Will you repeat only the lines from the one with "Parse this screenshot: output" through the one with "Transcribe this image's", both included, leaving every picture out?
Start
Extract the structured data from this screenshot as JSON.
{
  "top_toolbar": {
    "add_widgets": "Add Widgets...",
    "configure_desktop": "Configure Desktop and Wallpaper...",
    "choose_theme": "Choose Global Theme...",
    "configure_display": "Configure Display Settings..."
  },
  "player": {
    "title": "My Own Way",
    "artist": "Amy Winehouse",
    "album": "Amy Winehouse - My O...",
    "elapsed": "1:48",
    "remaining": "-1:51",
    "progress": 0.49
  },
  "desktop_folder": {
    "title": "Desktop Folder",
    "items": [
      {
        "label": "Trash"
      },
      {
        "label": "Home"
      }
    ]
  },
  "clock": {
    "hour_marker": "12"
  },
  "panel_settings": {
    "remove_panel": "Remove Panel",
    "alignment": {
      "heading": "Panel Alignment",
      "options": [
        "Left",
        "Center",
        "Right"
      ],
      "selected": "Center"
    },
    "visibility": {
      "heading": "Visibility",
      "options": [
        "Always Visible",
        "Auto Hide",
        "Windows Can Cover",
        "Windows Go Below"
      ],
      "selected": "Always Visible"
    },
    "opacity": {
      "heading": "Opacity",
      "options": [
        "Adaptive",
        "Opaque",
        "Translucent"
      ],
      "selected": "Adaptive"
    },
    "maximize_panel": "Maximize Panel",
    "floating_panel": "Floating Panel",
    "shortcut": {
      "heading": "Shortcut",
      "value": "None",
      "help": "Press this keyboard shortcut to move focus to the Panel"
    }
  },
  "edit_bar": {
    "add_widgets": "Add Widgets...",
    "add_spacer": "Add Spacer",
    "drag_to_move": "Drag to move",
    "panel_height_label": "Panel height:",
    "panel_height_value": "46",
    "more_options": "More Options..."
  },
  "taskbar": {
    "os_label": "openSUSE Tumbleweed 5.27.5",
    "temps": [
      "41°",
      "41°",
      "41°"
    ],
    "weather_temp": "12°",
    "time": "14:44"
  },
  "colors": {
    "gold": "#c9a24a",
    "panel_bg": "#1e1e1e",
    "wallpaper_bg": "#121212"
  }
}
End
Start
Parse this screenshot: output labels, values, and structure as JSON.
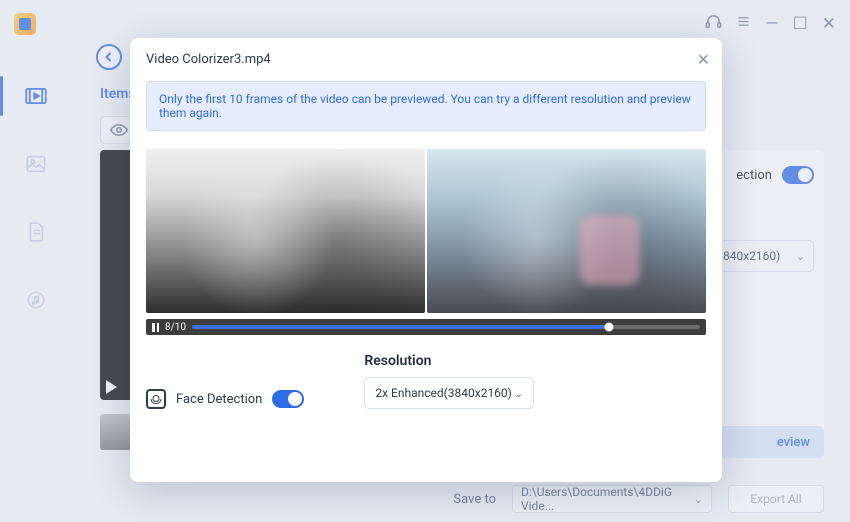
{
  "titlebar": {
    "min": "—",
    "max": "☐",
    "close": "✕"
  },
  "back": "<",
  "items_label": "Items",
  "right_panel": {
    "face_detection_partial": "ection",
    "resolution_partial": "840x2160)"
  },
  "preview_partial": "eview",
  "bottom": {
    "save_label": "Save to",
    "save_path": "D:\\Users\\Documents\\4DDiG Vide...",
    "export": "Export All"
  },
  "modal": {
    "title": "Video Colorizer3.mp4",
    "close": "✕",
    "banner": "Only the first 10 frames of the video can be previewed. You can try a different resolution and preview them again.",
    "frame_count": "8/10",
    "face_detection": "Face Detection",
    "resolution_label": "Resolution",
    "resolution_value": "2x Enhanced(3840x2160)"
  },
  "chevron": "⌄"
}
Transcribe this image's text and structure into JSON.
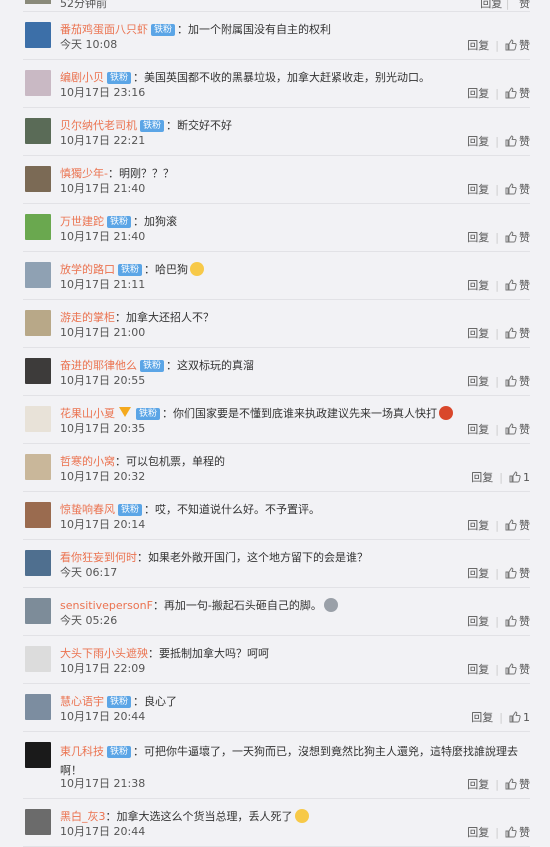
End
# [Result of this task]
Parse this screenshot: output labels, values, and structure as JSON.
{
  "titlebar": {
    "min": "—",
    "max": "☐",
    "close": "✕"
  },
  "back": "<",
  "items_label": "Items",
  "right_panel": {
    "face_detection_partial": "ection",
    "resolution_partial": "840x2160)"
  },
  "preview_partial": "eview",
  "bottom": {
    "save_label": "Save to",
    "save_path": "D:\\Users\\Documents\\4DDiG Vide...",
    "export": "Export All"
  },
  "modal": {
    "title": "Video Colorizer3.mp4",
    "close": "✕",
    "banner": "Only the first 10 frames of the video can be previewed. You can try a different resolution and preview them again.",
    "frame_count": "8/10",
    "face_detection": "Face Detection",
    "resolution_label": "Resolution",
    "resolution_value": "2x Enhanced(3840x2160)"
  },
  "chevron": "⌄"
}
Transcribe this image's text and structure into JSON.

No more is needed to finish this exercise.